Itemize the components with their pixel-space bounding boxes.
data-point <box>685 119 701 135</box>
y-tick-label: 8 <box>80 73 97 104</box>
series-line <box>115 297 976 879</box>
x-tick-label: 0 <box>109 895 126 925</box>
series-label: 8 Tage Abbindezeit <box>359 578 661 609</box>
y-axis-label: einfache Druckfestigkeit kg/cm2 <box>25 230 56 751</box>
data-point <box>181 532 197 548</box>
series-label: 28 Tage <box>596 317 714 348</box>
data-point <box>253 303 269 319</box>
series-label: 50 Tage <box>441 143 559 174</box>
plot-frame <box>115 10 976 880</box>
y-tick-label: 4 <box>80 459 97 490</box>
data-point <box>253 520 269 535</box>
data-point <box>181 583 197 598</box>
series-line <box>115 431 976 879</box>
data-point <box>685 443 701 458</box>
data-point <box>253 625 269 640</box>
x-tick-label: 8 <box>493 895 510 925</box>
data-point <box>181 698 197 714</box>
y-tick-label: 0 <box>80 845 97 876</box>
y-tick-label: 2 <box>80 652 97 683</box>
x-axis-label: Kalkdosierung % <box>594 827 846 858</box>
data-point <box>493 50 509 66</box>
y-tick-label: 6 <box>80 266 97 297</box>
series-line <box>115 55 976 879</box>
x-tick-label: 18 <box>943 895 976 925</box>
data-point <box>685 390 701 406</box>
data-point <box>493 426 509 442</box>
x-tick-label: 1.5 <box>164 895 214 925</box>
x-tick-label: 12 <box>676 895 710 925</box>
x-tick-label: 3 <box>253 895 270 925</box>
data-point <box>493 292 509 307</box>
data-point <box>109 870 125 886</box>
____
List each line above that contains the string "Tage", with case counting in the match.

series-label: 8 Tage Abbindezeit <box>359 578 661 609</box>
series-label: 28 Tage <box>596 317 714 348</box>
series-label: 50 Tage <box>441 143 559 174</box>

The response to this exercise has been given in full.